Please reproduce every one of the rows below word for word, omitting the pictures.

:: Dataset records ::

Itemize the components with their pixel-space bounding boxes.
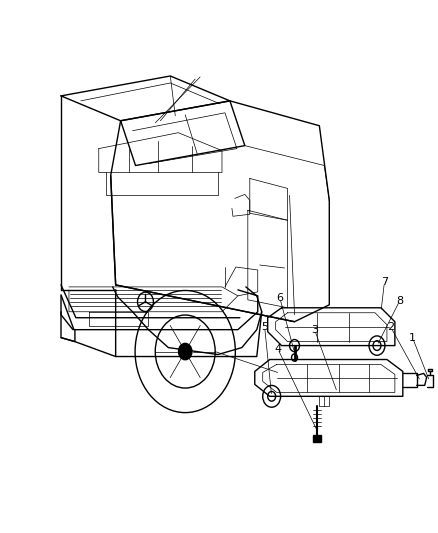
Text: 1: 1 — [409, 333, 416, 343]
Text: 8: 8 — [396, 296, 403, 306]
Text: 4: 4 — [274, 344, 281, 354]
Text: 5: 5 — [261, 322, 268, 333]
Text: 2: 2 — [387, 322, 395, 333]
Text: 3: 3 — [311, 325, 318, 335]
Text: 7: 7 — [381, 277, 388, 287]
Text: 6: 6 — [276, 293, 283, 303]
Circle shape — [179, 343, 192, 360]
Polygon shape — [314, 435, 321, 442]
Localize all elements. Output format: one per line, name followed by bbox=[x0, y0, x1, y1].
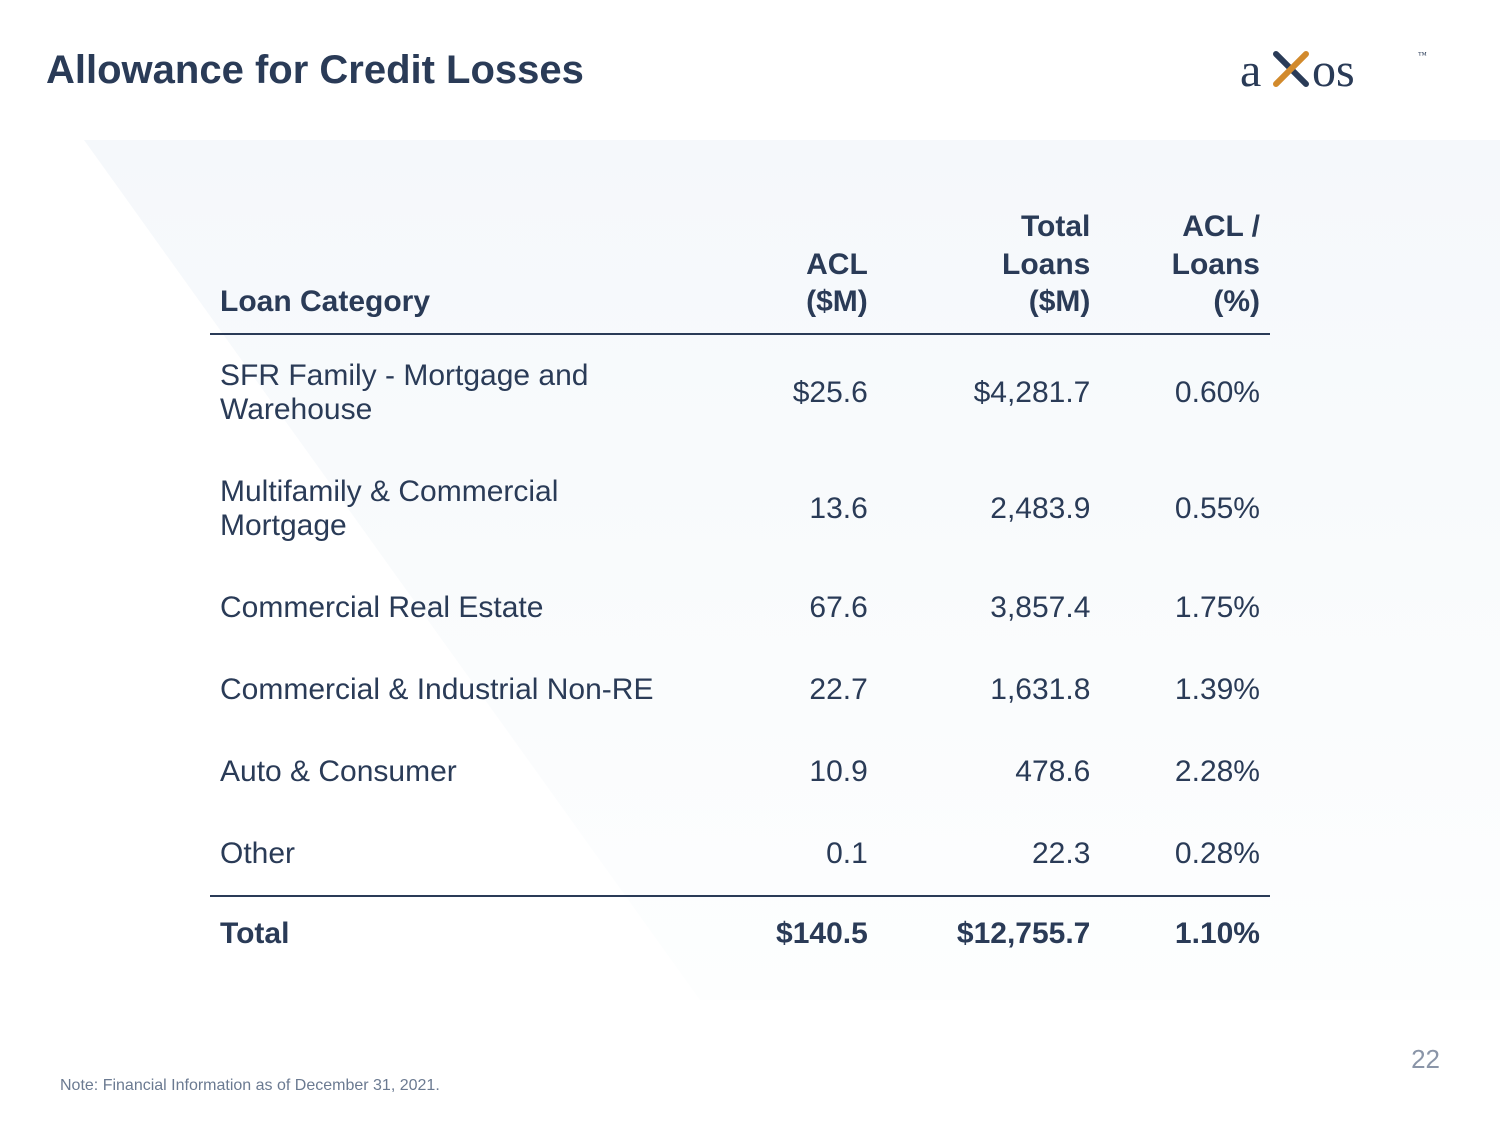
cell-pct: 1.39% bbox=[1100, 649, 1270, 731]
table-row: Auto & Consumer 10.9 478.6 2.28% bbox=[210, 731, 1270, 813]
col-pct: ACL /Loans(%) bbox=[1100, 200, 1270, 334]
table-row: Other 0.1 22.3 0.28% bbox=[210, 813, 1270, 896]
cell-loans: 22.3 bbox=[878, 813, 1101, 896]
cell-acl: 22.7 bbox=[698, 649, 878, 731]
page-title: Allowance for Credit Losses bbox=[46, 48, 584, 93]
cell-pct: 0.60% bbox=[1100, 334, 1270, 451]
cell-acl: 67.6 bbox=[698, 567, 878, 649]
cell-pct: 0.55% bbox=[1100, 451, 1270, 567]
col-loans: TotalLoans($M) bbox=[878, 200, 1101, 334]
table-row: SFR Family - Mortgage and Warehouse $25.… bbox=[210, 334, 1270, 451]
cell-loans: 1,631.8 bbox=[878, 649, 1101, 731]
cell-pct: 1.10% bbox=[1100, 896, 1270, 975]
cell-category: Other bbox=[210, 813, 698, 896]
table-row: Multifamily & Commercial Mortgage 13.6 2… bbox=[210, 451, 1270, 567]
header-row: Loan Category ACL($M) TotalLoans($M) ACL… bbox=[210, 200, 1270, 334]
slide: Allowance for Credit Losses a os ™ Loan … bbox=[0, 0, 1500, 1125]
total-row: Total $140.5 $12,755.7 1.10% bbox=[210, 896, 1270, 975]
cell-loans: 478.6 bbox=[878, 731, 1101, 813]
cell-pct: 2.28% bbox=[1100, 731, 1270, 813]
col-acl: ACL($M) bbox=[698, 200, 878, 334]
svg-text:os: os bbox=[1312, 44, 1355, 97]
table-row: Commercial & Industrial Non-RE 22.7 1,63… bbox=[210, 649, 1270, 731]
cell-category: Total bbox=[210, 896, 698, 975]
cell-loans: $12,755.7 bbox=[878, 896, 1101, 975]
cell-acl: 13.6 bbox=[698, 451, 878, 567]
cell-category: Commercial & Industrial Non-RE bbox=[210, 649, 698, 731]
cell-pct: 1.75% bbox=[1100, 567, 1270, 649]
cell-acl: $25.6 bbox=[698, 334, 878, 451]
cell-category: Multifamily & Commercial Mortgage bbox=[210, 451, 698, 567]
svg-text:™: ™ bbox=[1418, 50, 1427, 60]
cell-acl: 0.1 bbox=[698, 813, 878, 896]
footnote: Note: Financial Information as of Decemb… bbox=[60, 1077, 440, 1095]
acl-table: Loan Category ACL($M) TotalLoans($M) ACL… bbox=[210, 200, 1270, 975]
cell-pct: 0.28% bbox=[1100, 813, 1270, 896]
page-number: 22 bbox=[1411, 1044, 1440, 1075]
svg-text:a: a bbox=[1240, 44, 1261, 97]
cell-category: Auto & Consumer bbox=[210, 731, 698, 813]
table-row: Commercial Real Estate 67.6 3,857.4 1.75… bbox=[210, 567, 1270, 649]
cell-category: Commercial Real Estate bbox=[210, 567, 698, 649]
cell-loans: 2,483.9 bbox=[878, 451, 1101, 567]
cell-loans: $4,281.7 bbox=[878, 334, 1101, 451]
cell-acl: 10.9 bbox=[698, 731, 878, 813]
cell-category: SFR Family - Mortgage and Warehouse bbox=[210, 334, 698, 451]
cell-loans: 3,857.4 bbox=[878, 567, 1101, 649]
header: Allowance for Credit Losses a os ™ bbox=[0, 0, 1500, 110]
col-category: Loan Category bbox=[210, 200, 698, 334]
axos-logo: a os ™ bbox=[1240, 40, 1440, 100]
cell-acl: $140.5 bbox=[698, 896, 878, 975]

:::

### Full answer
Itemize the components with their pixel-space bounding boxes.
Text: 1: 1 — [409, 333, 416, 343]
Text: 8: 8 — [396, 296, 403, 306]
Text: 4: 4 — [274, 344, 281, 354]
Text: 5: 5 — [261, 322, 268, 333]
Text: 2: 2 — [387, 322, 395, 333]
Text: 3: 3 — [311, 325, 318, 335]
Text: 7: 7 — [381, 277, 388, 287]
Text: 6: 6 — [276, 293, 283, 303]
Circle shape — [179, 343, 192, 360]
Polygon shape — [314, 435, 321, 442]
Localize all elements. Output format: one per line, name followed by bbox=[x0, y0, x1, y1].
cell-pct: 1.39% bbox=[1100, 649, 1270, 731]
table-row: Auto & Consumer 10.9 478.6 2.28% bbox=[210, 731, 1270, 813]
col-pct: ACL /Loans(%) bbox=[1100, 200, 1270, 334]
table-row: Other 0.1 22.3 0.28% bbox=[210, 813, 1270, 896]
cell-loans: 22.3 bbox=[878, 813, 1101, 896]
cell-acl: 22.7 bbox=[698, 649, 878, 731]
page-title: Allowance for Credit Losses bbox=[46, 48, 584, 93]
cell-pct: 0.60% bbox=[1100, 334, 1270, 451]
cell-acl: 67.6 bbox=[698, 567, 878, 649]
cell-pct: 0.55% bbox=[1100, 451, 1270, 567]
col-loans: TotalLoans($M) bbox=[878, 200, 1101, 334]
table-row: SFR Family - Mortgage and Warehouse $25.… bbox=[210, 334, 1270, 451]
cell-loans: 1,631.8 bbox=[878, 649, 1101, 731]
cell-pct: 1.10% bbox=[1100, 896, 1270, 975]
cell-category: Other bbox=[210, 813, 698, 896]
table-row: Multifamily & Commercial Mortgage 13.6 2… bbox=[210, 451, 1270, 567]
header-row: Loan Category ACL($M) TotalLoans($M) ACL… bbox=[210, 200, 1270, 334]
slide: Allowance for Credit Losses a os ™ Loan … bbox=[0, 0, 1500, 1125]
total-row: Total $140.5 $12,755.7 1.10% bbox=[210, 896, 1270, 975]
cell-loans: 478.6 bbox=[878, 731, 1101, 813]
cell-pct: 2.28% bbox=[1100, 731, 1270, 813]
col-acl: ACL($M) bbox=[698, 200, 878, 334]
svg-text:os: os bbox=[1312, 44, 1355, 97]
table-row: Commercial & Industrial Non-RE 22.7 1,63… bbox=[210, 649, 1270, 731]
cell-category: Total bbox=[210, 896, 698, 975]
cell-loans: $12,755.7 bbox=[878, 896, 1101, 975]
cell-acl: 13.6 bbox=[698, 451, 878, 567]
cell-category: Commercial & Industrial Non-RE bbox=[210, 649, 698, 731]
cell-pct: 1.75% bbox=[1100, 567, 1270, 649]
cell-acl: $25.6 bbox=[698, 334, 878, 451]
cell-category: Multifamily & Commercial Mortgage bbox=[210, 451, 698, 567]
svg-text:™: ™ bbox=[1418, 50, 1427, 60]
cell-acl: 0.1 bbox=[698, 813, 878, 896]
footnote: Note: Financial Information as of Decemb… bbox=[60, 1077, 440, 1095]
acl-table: Loan Category ACL($M) TotalLoans($M) ACL… bbox=[210, 200, 1270, 975]
cell-pct: 0.28% bbox=[1100, 813, 1270, 896]
page-number: 22 bbox=[1411, 1044, 1440, 1075]
svg-text:a: a bbox=[1240, 44, 1261, 97]
cell-category: Auto & Consumer bbox=[210, 731, 698, 813]
table-row: Commercial Real Estate 67.6 3,857.4 1.75… bbox=[210, 567, 1270, 649]
cell-category: Commercial Real Estate bbox=[210, 567, 698, 649]
cell-loans: 2,483.9 bbox=[878, 451, 1101, 567]
cell-loans: $4,281.7 bbox=[878, 334, 1101, 451]
cell-acl: 10.9 bbox=[698, 731, 878, 813]
cell-category: SFR Family - Mortgage and Warehouse bbox=[210, 334, 698, 451]
cell-loans: 3,857.4 bbox=[878, 567, 1101, 649]
header: Allowance for Credit Losses a os ™ bbox=[0, 0, 1500, 110]
col-category: Loan Category bbox=[210, 200, 698, 334]
axos-logo: a os ™ bbox=[1240, 40, 1440, 100]
cell-acl: $140.5 bbox=[698, 896, 878, 975]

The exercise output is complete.